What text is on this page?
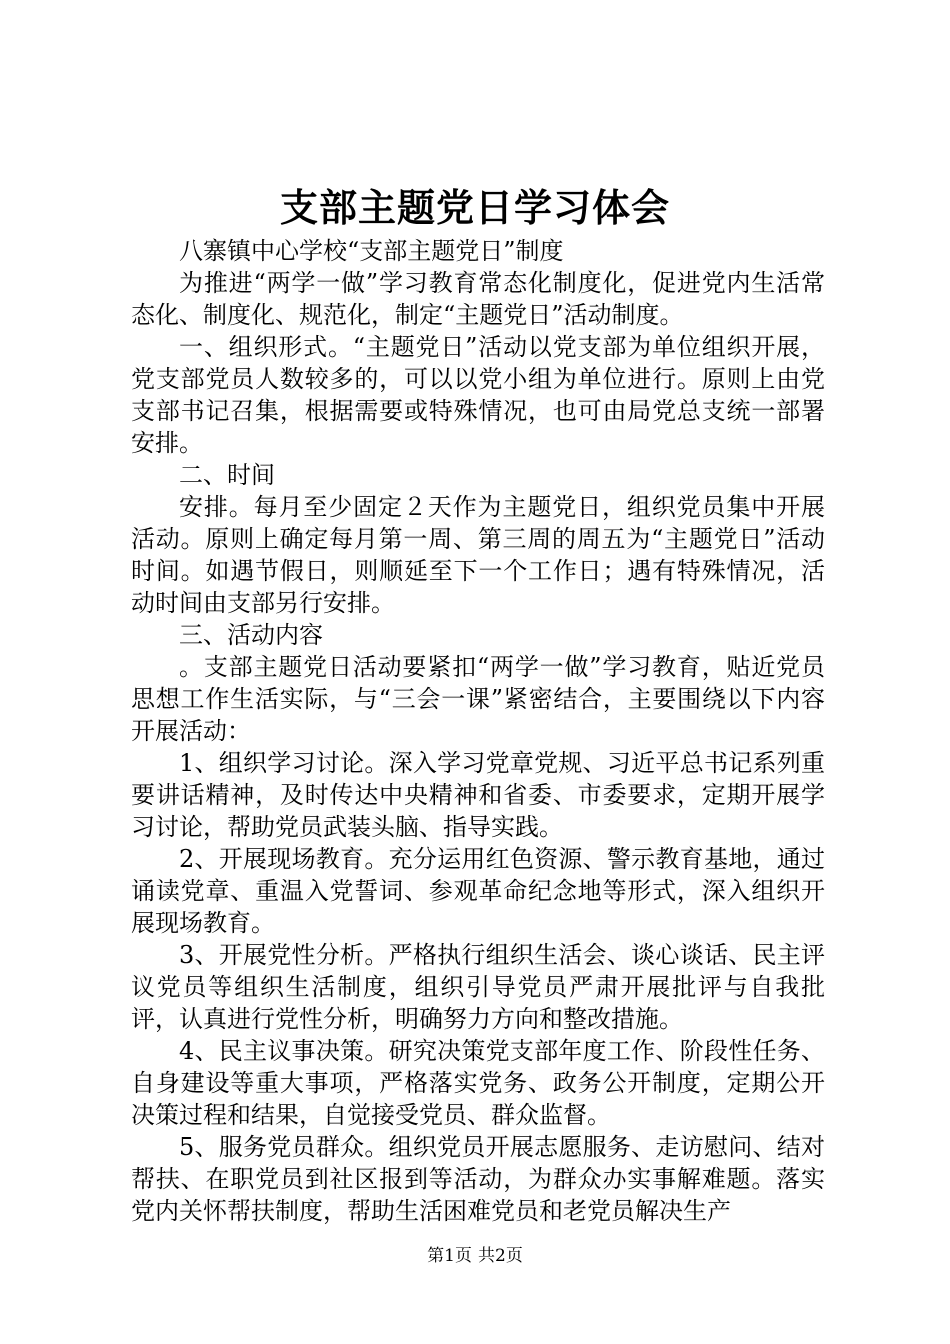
支部主题党日学习体会

八寨镇中心学校“支部主题党日”制度

为推进“两学一做”学习教育常态化制度化，促进党内生活常态化、制度化、规范化，制定“主题党日”活动制度。

一、组织形式。“主题党日”活动以党支部为单位组织开展，党支部党员人数较多的，可以以党小组为单位进行。原则上由党支部书记召集，根据需要或特殊情况，也可由局党总支统一部署安排。

二、时间

安排。每月至少固定２天作为主题党日，组织党员集中开展活动。原则上确定每月第一周、第三周的周五为“主题党日”活动时间。如遇节假日，则顺延至下一个工作日；遇有特殊情况，活动时间由支部另行安排。

三、活动内容

。支部主题党日活动要紧扣“两学一做”学习教育，贴近党员思想工作生活实际，与“三会一课”紧密结合，主要围绕以下内容开展活动：

1、组织学习讨论。深入学习党章党规、习近平总书记系列重要讲话精神，及时传达中央精神和省委、市委要求，定期开展学习讨论，帮助党员武装头脑、指导实践。

2、开展现场教育。充分运用红色资源、警示教育基地，通过诵读党章、重温入党誓词、参观革命纪念地等形式，深入组织开展现场教育。

3、开展党性分析。严格执行组织生活会、谈心谈话、民主评议党员等组织生活制度，组织引导党员严肃开展批评与自我批评，认真进行党性分析，明确努力方向和整改措施。

4、民主议事决策。研究决策党支部年度工作、阶段性任务、自身建设等重大事项，严格落实党务、政务公开制度，定期公开决策过程和结果，自觉接受党员、群众监督。

5、服务党员群众。组织党员开展志愿服务、走访慰问、结对帮扶、在职党员到社区报到等活动，为群众办实事解难题。落实党内关怀帮扶制度，帮助生活困难党员和老党员解决生产

第1页 共2页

_ _ _

Task to complete: Reproduce the data above in full, exactly as it is, with the pictures left out.

Solution for this exercise:
What text is on this page?
支部主题党日学习体会

八寨镇中心学校“支部主题党日”制度

为推进“两学一做”学习教育常态化制度化，促进党内生活常态化、制度化、规范化，制定“主题党日”活动制度。

一、组织形式。“主题党日”活动以党支部为单位组织开展，党支部党员人数较多的，可以以党小组为单位进行。原则上由党支部书记召集，根据需要或特殊情况，也可由局党总支统一部署安排。

二、时间

安排。每月至少固定２天作为主题党日，组织党员集中开展活动。原则上确定每月第一周、第三周的周五为“主题党日”活动时间。如遇节假日，则顺延至下一个工作日；遇有特殊情况，活动时间由支部另行安排。

三、活动内容

。支部主题党日活动要紧扣“两学一做”学习教育，贴近党员思想工作生活实际，与“三会一课”紧密结合，主要围绕以下内容开展活动：

1、组织学习讨论。深入学习党章党规、习近平总书记系列重要讲话精神，及时传达中央精神和省委、市委要求，定期开展学习讨论，帮助党员武装头脑、指导实践。

2、开展现场教育。充分运用红色资源、警示教育基地，通过诵读党章、重温入党誓词、参观革命纪念地等形式，深入组织开展现场教育。

3、开展党性分析。严格执行组织生活会、谈心谈话、民主评议党员等组织生活制度，组织引导党员严肃开展批评与自我批评，认真进行党性分析，明确努力方向和整改措施。

4、民主议事决策。研究决策党支部年度工作、阶段性任务、自身建设等重大事项，严格落实党务、政务公开制度，定期公开决策过程和结果，自觉接受党员、群众监督。

5、服务党员群众。组织党员开展志愿服务、走访慰问、结对帮扶、在职党员到社区报到等活动，为群众办实事解难题。落实党内关怀帮扶制度，帮助生活困难党员和老党员解决生产

第1页 共2页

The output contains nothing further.